_SOURCE TEXT_.

☆ ☆ ☆ ☆

Flair Robinson | October 29, 2021 | Leave a Comment

Installation detail of Colors, 2021 – Upcycled plastic, recycled paper clips and chains. Dimensions variable.
Photo:Sarah Schwab – © 2021 Sarah Schwab

Buying bread wrapped in plastic is the quintessential example of our current, everyday consumer behavior. But in 1966, plastic bread bags were the latest thing, and they were fantastic.

Plastic had not yet taken over but was starting to become popular, with more than a quarter of all bread packaged in plastic bags. A sense of joy pervaded this Apollo era as handy new plastic products entered our lives. There was little distinction between novelty and innovation, and these were exciting times.

Vintage Wonder Bread® plastic wrapper from the 1960’s era.

As a child of the sixties, plastic represented the excitement of modern progress and innovation providing endless possibilities for industrial and household uses. All of it helped to make our lives more comfortable and convenient. But as a nine-year-old budding artist, my love of plastic was all about color. I was fascinated with the Wonder Bread bag from 1966. Overlapping discs in primary colors and of various diameters were printed across the bag like a stampede of gumballs. This new material for keeping bread fresh and sanitary boldly announced its arrival with a modern style of design emphasizing geometry with a bright color palette. This, to me, was contemporary art. It made us feel the future was now, and it was going to be cool.

☆ ☆ ☆ ☆

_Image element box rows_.
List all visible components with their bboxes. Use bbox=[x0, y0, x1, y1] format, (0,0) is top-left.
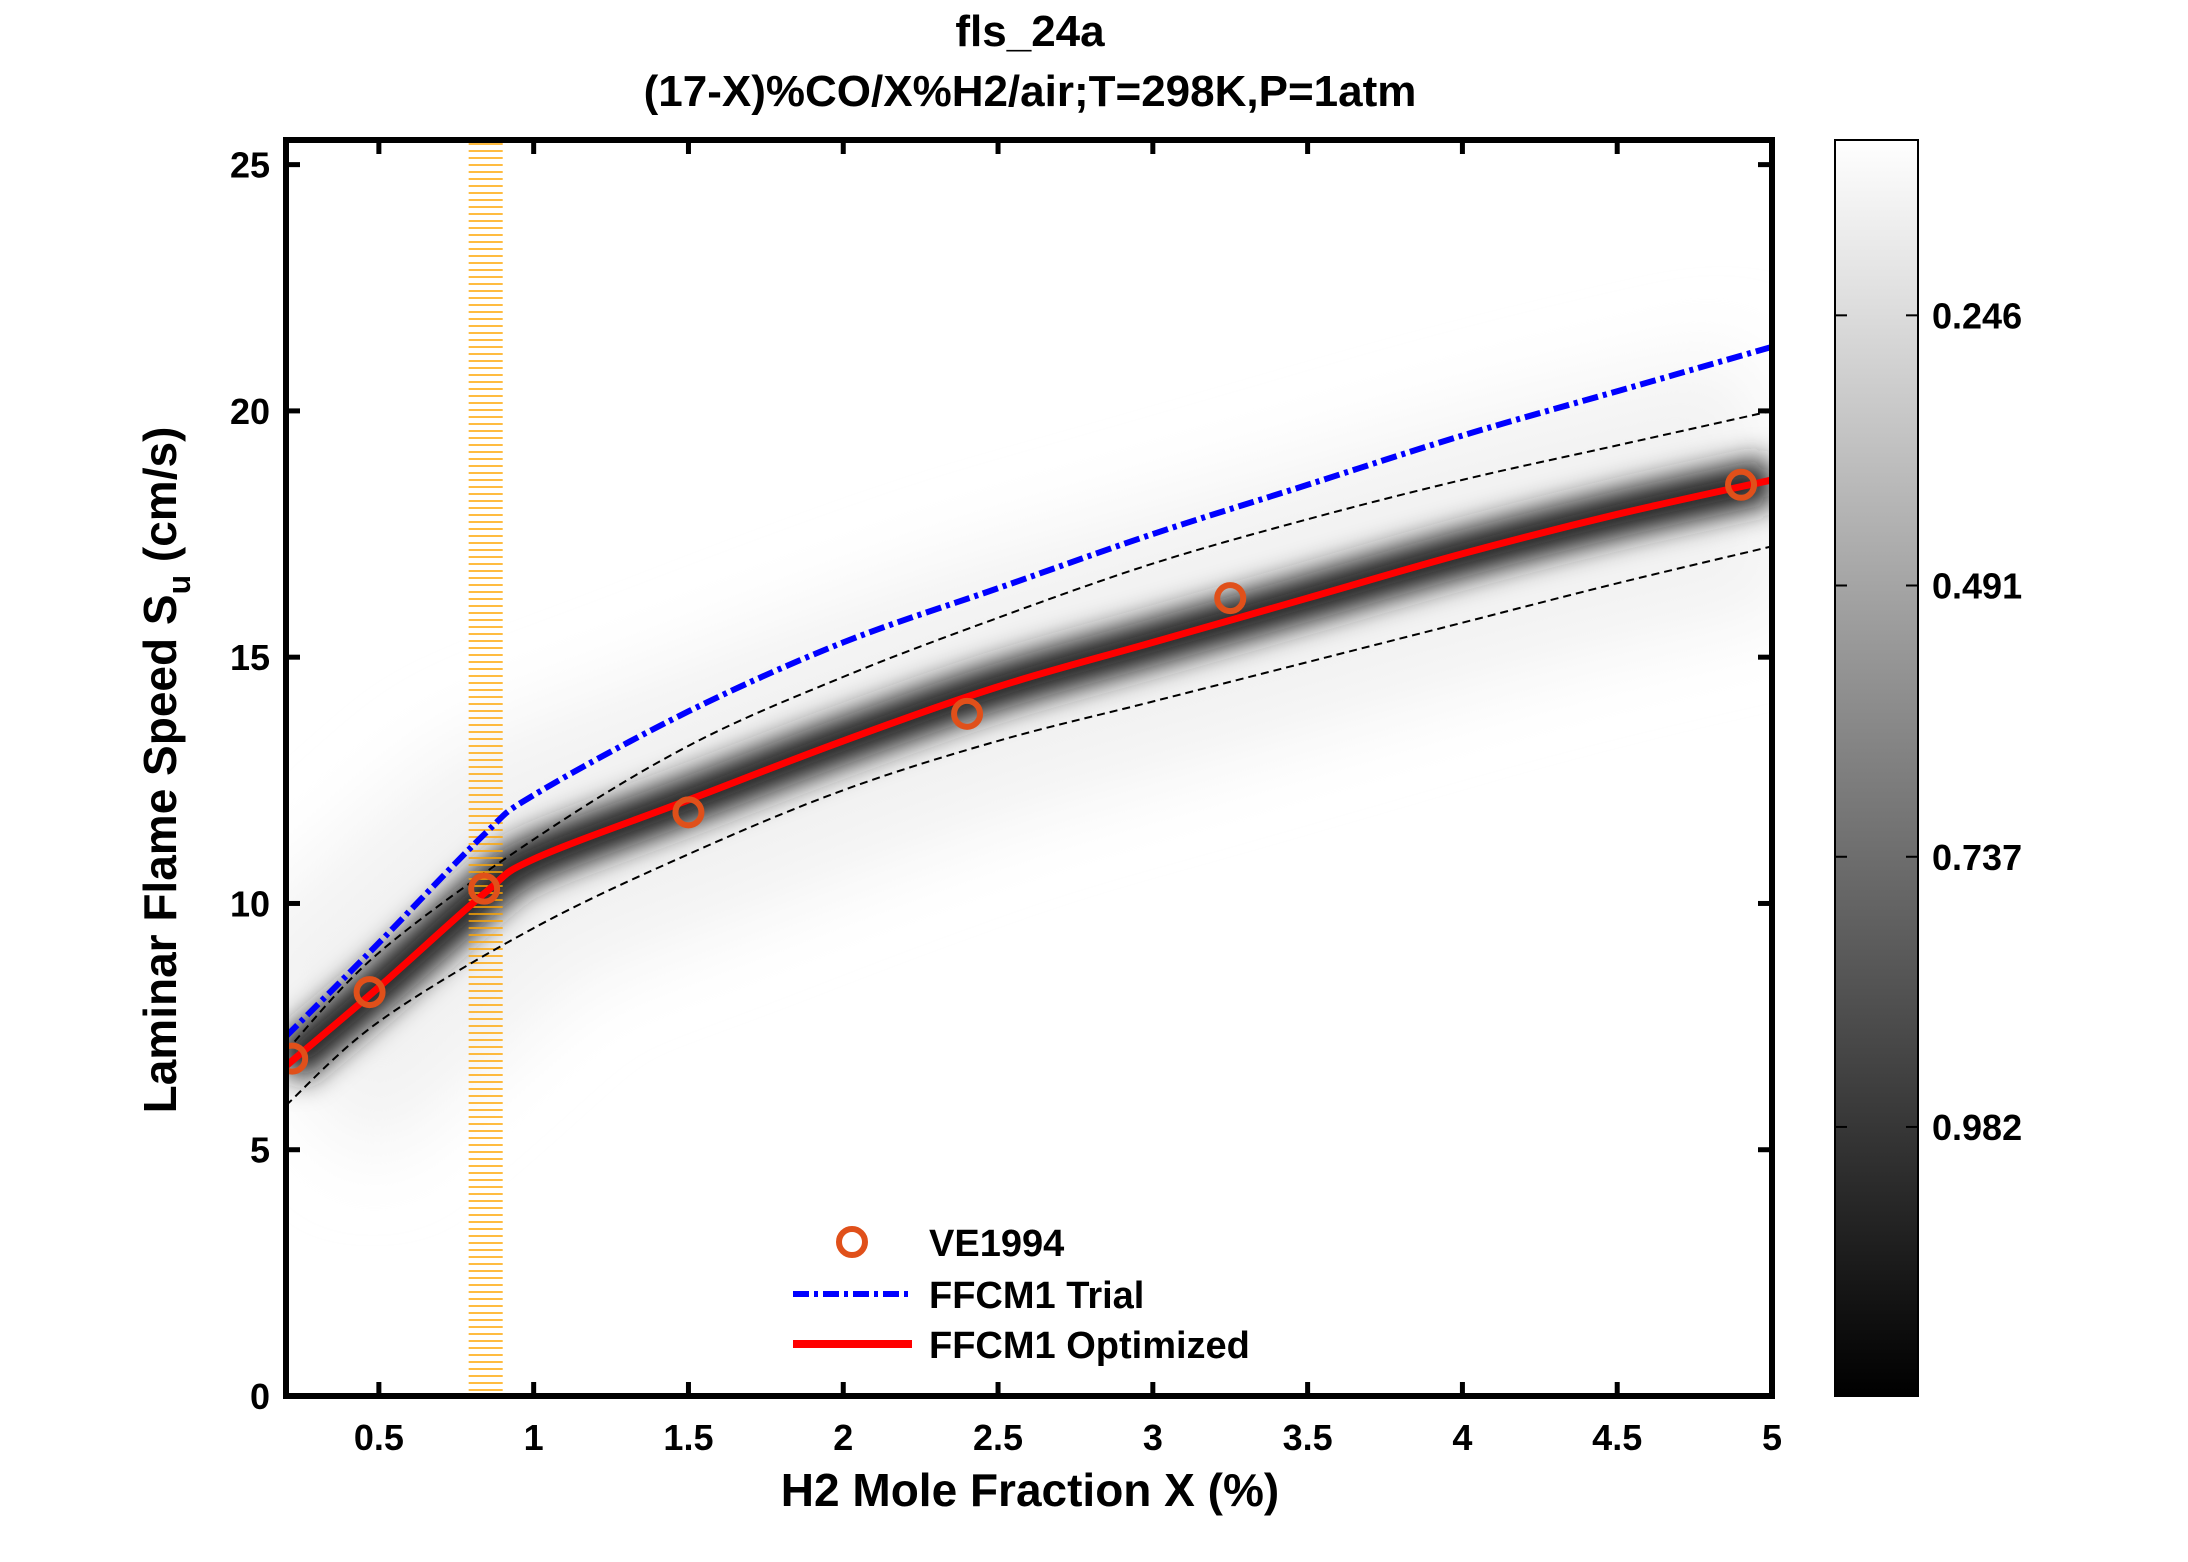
x-tick-label: 1.5 bbox=[663, 1417, 713, 1458]
x-tick-label: 3 bbox=[1143, 1417, 1163, 1458]
axes-frame bbox=[283, 137, 1775, 1399]
chart-subtitle: (17-X)%CO/X%H2/air;T=298K,P=1atm bbox=[644, 67, 1417, 116]
data-point-ve1994 bbox=[1725, 468, 1758, 501]
x-tick-label: 4 bbox=[1452, 1417, 1472, 1458]
data-point-ve1994 bbox=[1214, 582, 1247, 615]
x-tick-label: 1 bbox=[524, 1417, 544, 1458]
plot-area bbox=[286, 143, 1772, 1391]
data-point-ve1994 bbox=[468, 872, 501, 905]
x-tick-label: 0.5 bbox=[354, 1417, 404, 1458]
series-ffcm1-optimized-line bbox=[286, 476, 1772, 1069]
data-point-ve1994 bbox=[672, 796, 705, 829]
data-point-ve1994 bbox=[286, 1042, 309, 1075]
y-tick-label: 0 bbox=[250, 1376, 270, 1417]
chart-title: fls_24a bbox=[955, 7, 1105, 56]
series-ffcm1-trial-line bbox=[286, 343, 1772, 1039]
y-tick-label: 15 bbox=[230, 637, 270, 678]
x-tick-label: 2 bbox=[833, 1417, 853, 1458]
colorbar-tick-label: 0.982 bbox=[1932, 1107, 2022, 1148]
x-axis-label: H2 Mole Fraction X (%) bbox=[781, 1464, 1279, 1516]
colorbar-tick-label: 0.246 bbox=[1932, 295, 2022, 336]
colorbar-gradient bbox=[1834, 139, 1919, 1397]
probability-halo bbox=[286, 352, 1772, 1166]
x-tick-label: 2.5 bbox=[973, 1417, 1023, 1458]
axis-ticks: 0.5 1 1.5 2 2.5 3 3.5 4 4.5 5 0 5 10 15 20 25 bbox=[230, 140, 1782, 1458]
data-point-ve1994 bbox=[353, 976, 386, 1009]
y-tick-label: 25 bbox=[230, 145, 270, 186]
highlight-band bbox=[468, 143, 503, 1391]
data-point-ve1994 bbox=[951, 697, 984, 730]
lower-uncertainty-bound bbox=[286, 545, 1772, 1107]
upper-uncertainty-bound bbox=[286, 409, 1772, 1052]
legend-label: FFCM1 Trial bbox=[929, 1275, 1144, 1317]
colorbar-tick-label: 0.491 bbox=[1932, 565, 2022, 606]
x-tick-label: 5 bbox=[1762, 1417, 1782, 1458]
y-tick-label: 20 bbox=[230, 391, 270, 432]
y-tick-label: 10 bbox=[230, 883, 270, 924]
x-tick-label: 3.5 bbox=[1283, 1417, 1333, 1458]
legend-label: FFCM1 Optimized bbox=[929, 1325, 1250, 1367]
y-axis-label: Laminar Flame Speed Su (cm/s) bbox=[134, 427, 197, 1114]
colorbar: 0.246 0.491 0.737 0.982 bbox=[1834, 139, 2022, 1397]
colorbar-tick-label: 0.737 bbox=[1932, 837, 2022, 878]
y-tick-label: 5 bbox=[250, 1130, 270, 1171]
x-tick-label: 4.5 bbox=[1592, 1417, 1642, 1458]
legend-label: VE1994 bbox=[929, 1223, 1064, 1265]
legend: VE1994 FFCM1 Trial FFCM1 Optimized bbox=[793, 1223, 1250, 1367]
legend-marker-ve1994 bbox=[836, 1226, 868, 1258]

☆ ☆ ☆ ☆

_YOUR TASKS_.
1: Decide whether each statement agrees with the text on plastic bread bags, answering yes or no and quoting the words of the text that settle it. (a) The writer's fascination with plastic began at age twelve. (b) The discs printed on the 1966 Wonder Bread bag came in primary colors. (c) The installation Colors includes recycled paper clips.
2: From the rows, reproduce word for word the stretch from the line containing "x-tick-label: 1.5 bbox=[663, 1417, 713, 1458]" through the line containing "legend-label: FFCM1 Optimized", both included.

_REPLIES_.
1:
(a) No: "But as a nine-year-old budding artist, my love of plastic was all about color."
(b) Yes: "Overlapping discs in primary colors and of various diameters were printed across the bag like a stampede of gumballs."
(c) Yes: "Upcycled plastic, recycled paper clips and chains."

2:
x-tick-label: 1.5 bbox=[663, 1417, 713, 1458]
x-tick-label: 3 bbox=[1143, 1417, 1163, 1458]
axes-frame bbox=[283, 137, 1775, 1399]
chart-subtitle: (17-X)%CO/X%H2/air;T=298K,P=1atm bbox=[644, 67, 1417, 116]
data-point-ve1994 bbox=[1725, 468, 1758, 501]
x-tick-label: 4 bbox=[1452, 1417, 1472, 1458]
data-point-ve1994 bbox=[1214, 582, 1247, 615]
x-tick-label: 1 bbox=[524, 1417, 544, 1458]
plot-area bbox=[286, 143, 1772, 1391]
data-point-ve1994 bbox=[468, 872, 501, 905]
x-tick-label: 0.5 bbox=[354, 1417, 404, 1458]
series-ffcm1-optimized-line bbox=[286, 476, 1772, 1069]
data-point-ve1994 bbox=[672, 796, 705, 829]
data-point-ve1994 bbox=[286, 1042, 309, 1075]
y-tick-label: 0 bbox=[250, 1376, 270, 1417]
chart-title: fls_24a bbox=[955, 7, 1105, 56]
series-ffcm1-trial-line bbox=[286, 343, 1772, 1039]
y-tick-label: 15 bbox=[230, 637, 270, 678]
x-tick-label: 2 bbox=[833, 1417, 853, 1458]
colorbar-tick-label: 0.982 bbox=[1932, 1107, 2022, 1148]
x-axis-label: H2 Mole Fraction X (%) bbox=[781, 1464, 1279, 1516]
colorbar-tick-label: 0.246 bbox=[1932, 295, 2022, 336]
colorbar-gradient bbox=[1834, 139, 1919, 1397]
probability-halo bbox=[286, 352, 1772, 1166]
x-tick-label: 2.5 bbox=[973, 1417, 1023, 1458]
axis-ticks: 0.5 1 1.5 2 2.5 3 3.5 4 4.5 5 0 5 10 15 20 25 bbox=[230, 140, 1782, 1458]
data-point-ve1994 bbox=[353, 976, 386, 1009]
y-tick-label: 25 bbox=[230, 145, 270, 186]
highlight-band bbox=[468, 143, 503, 1391]
data-point-ve1994 bbox=[951, 697, 984, 730]
lower-uncertainty-bound bbox=[286, 545, 1772, 1107]
upper-uncertainty-bound bbox=[286, 409, 1772, 1052]
legend-label: FFCM1 Trial bbox=[929, 1275, 1144, 1317]
colorbar-tick-label: 0.491 bbox=[1932, 565, 2022, 606]
x-tick-label: 5 bbox=[1762, 1417, 1782, 1458]
y-tick-label: 20 bbox=[230, 391, 270, 432]
y-tick-label: 10 bbox=[230, 883, 270, 924]
x-tick-label: 3.5 bbox=[1283, 1417, 1333, 1458]
legend-label: FFCM1 Optimized bbox=[929, 1325, 1250, 1367]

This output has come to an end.